── Provided information
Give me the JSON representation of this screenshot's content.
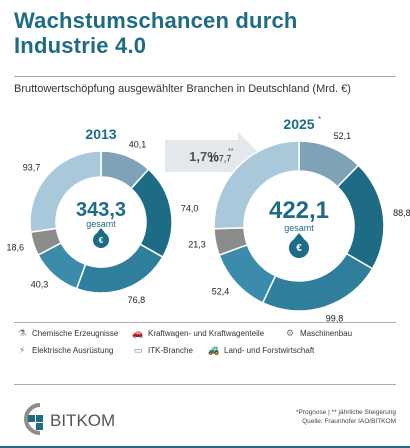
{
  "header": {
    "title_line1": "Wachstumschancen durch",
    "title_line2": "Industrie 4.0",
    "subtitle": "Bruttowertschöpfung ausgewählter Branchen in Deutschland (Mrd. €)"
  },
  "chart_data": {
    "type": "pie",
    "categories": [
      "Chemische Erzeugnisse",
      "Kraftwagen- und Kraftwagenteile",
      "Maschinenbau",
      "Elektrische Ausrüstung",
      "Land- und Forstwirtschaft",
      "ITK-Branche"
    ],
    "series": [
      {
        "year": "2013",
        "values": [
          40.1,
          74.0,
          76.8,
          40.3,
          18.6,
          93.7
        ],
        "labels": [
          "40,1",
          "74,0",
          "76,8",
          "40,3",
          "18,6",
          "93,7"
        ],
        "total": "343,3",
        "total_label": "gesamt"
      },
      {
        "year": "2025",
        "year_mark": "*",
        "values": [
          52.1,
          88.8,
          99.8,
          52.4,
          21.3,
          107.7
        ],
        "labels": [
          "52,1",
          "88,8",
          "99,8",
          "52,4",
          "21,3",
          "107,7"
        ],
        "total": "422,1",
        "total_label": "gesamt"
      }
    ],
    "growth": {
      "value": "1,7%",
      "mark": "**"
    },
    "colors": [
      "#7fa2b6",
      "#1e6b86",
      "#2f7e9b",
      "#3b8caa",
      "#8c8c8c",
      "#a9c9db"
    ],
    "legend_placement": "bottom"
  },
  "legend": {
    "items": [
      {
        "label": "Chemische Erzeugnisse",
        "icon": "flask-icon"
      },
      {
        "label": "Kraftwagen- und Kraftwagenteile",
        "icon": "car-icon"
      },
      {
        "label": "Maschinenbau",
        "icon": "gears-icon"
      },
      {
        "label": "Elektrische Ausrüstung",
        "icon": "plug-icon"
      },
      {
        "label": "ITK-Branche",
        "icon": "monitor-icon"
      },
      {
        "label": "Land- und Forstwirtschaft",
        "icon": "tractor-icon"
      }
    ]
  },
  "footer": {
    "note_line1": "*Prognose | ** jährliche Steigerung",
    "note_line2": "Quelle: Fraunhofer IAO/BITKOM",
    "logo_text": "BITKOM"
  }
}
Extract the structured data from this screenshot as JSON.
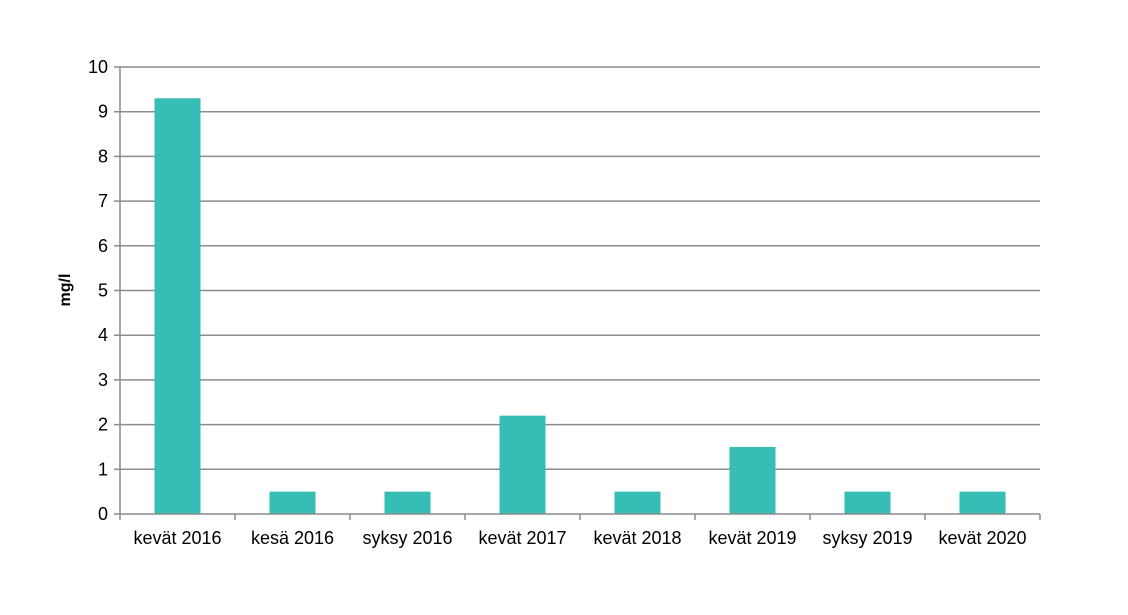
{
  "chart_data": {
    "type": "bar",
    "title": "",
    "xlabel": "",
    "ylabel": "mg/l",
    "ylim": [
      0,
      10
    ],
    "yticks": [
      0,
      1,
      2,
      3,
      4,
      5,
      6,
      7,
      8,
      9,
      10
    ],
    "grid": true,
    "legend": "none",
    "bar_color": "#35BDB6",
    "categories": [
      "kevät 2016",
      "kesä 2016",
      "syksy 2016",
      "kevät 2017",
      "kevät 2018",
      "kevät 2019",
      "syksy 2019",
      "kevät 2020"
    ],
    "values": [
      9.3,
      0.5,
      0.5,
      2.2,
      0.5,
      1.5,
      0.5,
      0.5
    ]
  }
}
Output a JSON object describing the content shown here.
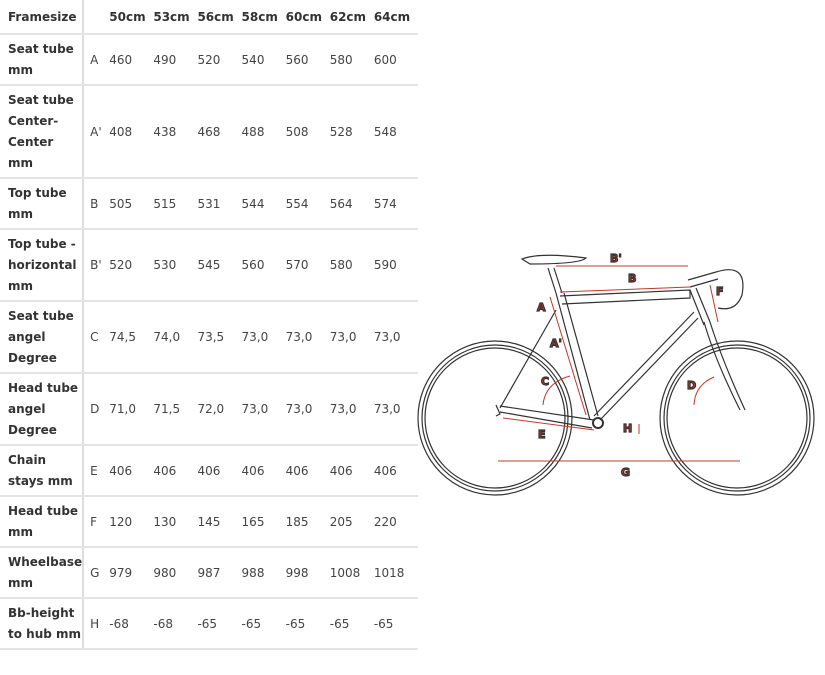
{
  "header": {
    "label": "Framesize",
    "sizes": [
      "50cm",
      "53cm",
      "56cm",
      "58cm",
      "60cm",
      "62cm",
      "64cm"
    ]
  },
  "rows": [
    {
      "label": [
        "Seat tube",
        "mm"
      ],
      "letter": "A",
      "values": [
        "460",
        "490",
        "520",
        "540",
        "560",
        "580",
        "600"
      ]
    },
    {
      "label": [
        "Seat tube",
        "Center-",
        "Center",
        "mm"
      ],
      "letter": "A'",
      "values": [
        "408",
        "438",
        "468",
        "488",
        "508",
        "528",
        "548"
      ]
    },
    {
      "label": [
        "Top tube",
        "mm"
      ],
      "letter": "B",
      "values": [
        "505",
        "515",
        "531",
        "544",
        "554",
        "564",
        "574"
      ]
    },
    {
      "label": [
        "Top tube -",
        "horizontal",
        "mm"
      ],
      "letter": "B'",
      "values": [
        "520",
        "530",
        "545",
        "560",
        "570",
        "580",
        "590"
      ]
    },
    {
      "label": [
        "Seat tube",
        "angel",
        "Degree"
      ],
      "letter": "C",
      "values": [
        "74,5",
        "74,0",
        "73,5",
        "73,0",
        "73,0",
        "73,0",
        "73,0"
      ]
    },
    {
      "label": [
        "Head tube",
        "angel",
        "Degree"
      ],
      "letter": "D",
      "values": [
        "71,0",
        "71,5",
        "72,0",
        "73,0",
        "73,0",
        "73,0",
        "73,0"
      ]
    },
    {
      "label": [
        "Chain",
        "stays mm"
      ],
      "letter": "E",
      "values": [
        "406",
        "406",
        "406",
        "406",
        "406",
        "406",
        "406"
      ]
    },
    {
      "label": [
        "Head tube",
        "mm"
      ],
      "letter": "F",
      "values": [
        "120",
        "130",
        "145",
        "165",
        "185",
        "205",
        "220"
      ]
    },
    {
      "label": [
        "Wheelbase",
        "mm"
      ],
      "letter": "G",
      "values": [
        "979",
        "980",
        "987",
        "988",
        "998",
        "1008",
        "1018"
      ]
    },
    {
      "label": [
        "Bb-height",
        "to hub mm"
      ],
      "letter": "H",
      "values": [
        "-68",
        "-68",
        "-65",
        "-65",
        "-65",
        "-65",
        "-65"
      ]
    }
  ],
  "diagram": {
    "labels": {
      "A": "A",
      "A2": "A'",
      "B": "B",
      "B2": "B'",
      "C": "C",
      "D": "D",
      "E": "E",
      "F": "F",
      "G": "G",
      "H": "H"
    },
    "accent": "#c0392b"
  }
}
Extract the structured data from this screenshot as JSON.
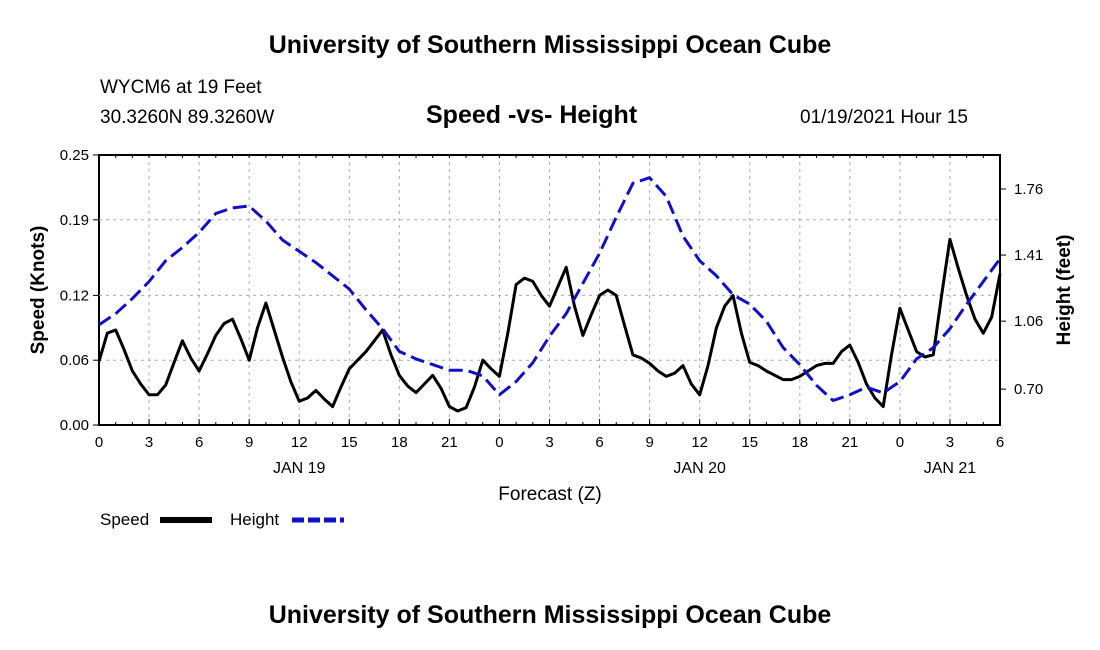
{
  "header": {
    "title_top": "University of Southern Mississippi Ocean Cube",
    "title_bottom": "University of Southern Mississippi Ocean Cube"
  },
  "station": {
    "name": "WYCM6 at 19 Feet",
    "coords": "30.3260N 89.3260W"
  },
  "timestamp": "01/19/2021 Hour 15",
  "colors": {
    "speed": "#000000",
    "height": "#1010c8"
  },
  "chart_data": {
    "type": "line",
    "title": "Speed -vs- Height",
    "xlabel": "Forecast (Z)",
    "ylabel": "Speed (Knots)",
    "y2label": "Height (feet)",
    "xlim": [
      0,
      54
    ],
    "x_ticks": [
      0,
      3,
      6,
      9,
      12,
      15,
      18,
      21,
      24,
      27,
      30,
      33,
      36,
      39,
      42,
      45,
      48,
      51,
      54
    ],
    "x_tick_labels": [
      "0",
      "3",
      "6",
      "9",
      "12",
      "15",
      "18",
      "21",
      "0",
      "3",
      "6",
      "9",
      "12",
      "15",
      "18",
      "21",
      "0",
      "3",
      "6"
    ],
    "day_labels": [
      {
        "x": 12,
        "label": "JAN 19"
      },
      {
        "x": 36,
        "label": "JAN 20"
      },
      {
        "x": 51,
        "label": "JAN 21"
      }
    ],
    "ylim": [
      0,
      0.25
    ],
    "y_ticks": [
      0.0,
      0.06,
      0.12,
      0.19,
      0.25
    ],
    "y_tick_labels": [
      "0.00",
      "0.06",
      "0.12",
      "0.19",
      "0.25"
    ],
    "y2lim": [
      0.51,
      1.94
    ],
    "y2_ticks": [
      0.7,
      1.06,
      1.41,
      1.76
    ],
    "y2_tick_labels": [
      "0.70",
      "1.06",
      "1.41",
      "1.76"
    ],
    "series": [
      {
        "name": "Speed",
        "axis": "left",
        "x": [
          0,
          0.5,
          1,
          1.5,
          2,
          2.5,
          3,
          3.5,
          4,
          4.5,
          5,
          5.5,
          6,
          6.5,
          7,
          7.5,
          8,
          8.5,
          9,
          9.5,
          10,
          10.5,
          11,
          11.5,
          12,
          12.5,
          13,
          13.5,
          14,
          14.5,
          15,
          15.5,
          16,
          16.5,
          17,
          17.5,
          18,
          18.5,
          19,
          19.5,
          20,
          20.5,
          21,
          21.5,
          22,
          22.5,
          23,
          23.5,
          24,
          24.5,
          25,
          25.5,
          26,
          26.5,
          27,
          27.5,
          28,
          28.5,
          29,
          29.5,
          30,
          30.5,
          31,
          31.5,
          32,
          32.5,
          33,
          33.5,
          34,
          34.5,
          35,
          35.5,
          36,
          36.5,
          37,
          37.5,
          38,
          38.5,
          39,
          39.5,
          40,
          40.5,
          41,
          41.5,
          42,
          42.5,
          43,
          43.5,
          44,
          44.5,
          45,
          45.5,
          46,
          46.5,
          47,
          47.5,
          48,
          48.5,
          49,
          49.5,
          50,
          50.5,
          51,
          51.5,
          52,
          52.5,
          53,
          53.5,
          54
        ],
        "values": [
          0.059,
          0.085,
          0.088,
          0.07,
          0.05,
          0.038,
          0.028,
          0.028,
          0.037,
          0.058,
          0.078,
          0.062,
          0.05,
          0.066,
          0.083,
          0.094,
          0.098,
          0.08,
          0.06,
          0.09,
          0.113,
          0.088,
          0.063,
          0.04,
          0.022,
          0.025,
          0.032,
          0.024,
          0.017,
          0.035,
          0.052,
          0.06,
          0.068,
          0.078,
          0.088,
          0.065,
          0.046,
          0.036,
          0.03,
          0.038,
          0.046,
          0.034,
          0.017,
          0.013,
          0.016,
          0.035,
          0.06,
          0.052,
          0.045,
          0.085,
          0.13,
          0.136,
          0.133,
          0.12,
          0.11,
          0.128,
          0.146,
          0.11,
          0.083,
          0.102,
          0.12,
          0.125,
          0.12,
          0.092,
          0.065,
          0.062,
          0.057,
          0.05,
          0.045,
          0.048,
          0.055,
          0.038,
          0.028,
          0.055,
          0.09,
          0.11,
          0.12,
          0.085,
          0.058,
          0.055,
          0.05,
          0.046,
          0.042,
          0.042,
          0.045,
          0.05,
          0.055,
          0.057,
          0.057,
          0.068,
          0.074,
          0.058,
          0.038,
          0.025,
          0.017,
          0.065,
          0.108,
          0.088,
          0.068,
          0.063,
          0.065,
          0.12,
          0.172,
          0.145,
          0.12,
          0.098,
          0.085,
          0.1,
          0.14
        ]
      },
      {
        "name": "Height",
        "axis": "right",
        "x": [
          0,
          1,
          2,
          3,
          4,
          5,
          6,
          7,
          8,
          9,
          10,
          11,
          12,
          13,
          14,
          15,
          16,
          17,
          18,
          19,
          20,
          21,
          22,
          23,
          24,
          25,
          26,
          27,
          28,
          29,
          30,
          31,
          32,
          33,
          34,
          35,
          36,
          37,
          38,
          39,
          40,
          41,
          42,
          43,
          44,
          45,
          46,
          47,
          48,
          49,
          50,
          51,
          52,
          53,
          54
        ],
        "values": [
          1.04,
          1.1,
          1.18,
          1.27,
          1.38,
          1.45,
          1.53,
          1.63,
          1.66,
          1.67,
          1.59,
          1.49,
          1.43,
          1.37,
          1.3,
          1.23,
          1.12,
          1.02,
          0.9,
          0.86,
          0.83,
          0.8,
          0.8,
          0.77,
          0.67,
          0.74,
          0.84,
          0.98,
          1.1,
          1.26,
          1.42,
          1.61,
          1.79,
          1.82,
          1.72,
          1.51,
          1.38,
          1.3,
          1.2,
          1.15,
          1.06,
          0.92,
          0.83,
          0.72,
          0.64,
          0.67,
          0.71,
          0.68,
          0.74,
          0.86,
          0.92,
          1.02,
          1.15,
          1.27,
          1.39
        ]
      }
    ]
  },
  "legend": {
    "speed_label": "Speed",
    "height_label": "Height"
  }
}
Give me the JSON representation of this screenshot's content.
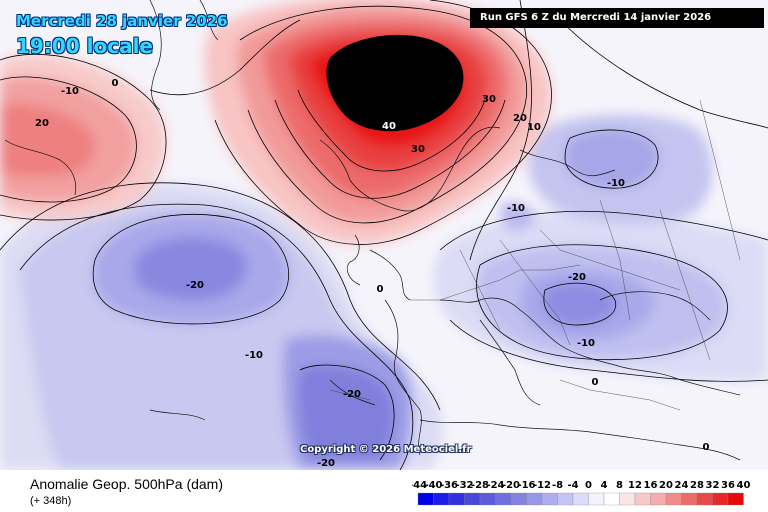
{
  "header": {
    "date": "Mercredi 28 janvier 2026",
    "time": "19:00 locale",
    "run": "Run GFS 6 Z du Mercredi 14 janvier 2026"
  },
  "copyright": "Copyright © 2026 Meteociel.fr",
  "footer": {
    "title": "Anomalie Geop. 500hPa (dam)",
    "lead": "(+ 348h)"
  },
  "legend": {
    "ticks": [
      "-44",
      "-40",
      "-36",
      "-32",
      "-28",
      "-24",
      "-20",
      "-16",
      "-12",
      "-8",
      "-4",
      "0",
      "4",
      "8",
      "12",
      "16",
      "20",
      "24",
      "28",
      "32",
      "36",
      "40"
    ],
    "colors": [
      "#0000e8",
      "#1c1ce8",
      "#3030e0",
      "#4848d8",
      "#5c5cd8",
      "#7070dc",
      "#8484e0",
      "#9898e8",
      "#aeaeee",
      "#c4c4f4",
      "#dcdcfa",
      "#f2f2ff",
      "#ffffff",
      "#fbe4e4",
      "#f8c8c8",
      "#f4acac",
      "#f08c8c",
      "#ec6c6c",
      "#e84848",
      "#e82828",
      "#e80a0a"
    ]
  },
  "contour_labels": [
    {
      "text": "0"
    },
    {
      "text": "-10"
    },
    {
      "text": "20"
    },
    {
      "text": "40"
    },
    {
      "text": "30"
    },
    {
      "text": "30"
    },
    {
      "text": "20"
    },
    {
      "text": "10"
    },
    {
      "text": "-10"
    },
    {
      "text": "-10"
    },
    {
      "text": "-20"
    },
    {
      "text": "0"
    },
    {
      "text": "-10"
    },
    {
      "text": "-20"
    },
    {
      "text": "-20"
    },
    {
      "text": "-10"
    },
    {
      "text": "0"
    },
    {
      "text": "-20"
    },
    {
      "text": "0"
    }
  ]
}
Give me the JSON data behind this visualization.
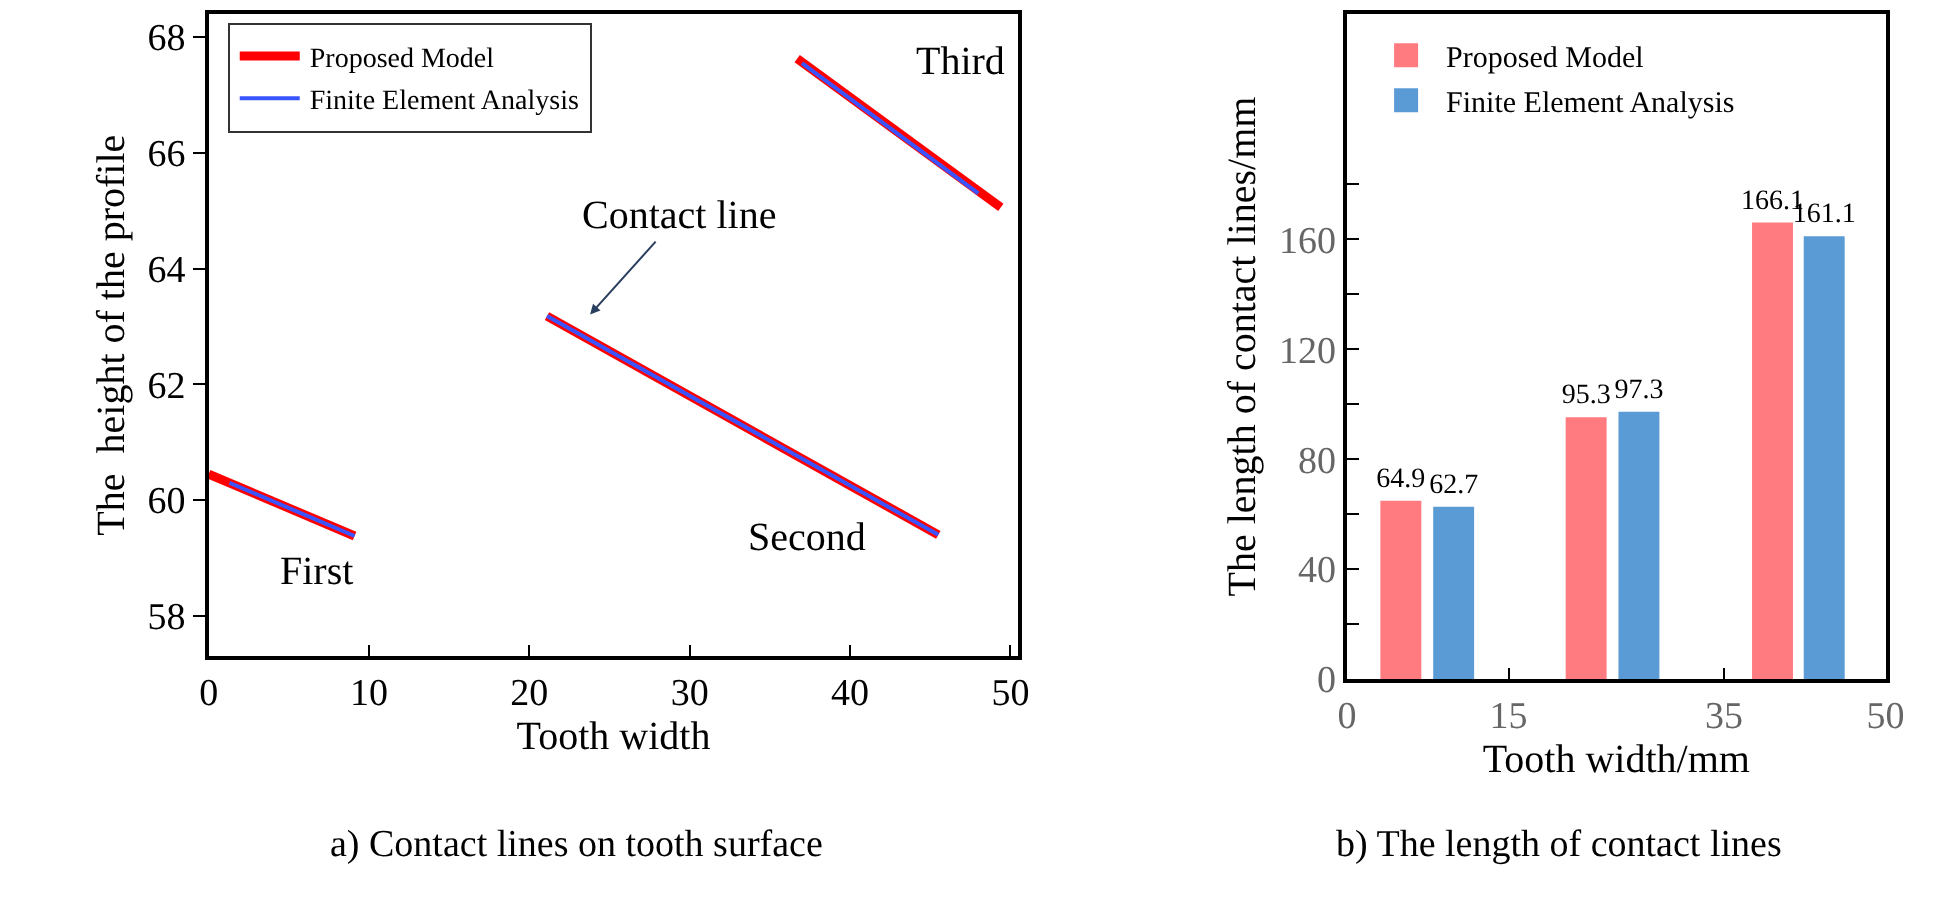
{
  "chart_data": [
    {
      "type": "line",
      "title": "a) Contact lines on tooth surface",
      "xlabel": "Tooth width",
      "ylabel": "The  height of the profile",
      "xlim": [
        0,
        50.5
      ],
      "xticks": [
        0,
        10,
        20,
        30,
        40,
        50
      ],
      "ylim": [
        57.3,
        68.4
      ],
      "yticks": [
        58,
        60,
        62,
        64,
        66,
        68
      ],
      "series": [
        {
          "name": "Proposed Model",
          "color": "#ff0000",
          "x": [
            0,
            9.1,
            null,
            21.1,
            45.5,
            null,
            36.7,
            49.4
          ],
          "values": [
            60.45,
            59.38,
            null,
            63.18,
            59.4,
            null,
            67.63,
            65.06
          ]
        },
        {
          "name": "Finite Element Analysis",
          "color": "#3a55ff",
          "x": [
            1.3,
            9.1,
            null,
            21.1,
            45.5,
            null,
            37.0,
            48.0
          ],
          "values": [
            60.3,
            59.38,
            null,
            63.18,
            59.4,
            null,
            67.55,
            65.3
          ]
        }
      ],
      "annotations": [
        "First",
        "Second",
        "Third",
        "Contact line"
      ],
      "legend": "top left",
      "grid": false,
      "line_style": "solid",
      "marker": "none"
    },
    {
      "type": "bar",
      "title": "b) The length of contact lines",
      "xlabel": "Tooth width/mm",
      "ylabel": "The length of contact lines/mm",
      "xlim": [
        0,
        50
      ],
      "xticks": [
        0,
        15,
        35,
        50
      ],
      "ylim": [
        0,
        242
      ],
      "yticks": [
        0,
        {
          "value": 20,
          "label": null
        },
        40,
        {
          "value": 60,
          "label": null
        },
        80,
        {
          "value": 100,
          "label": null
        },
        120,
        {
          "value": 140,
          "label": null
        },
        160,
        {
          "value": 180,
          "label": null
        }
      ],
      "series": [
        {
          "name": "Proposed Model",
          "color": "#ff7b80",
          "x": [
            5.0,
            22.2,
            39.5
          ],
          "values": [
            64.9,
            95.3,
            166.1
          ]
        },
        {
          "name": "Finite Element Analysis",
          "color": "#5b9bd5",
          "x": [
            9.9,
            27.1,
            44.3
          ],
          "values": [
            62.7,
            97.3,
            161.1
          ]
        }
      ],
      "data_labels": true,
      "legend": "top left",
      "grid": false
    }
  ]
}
────
Find every line with "Kraftwagen" in the listing and state how many there are, nothing else.

Finished answer – 2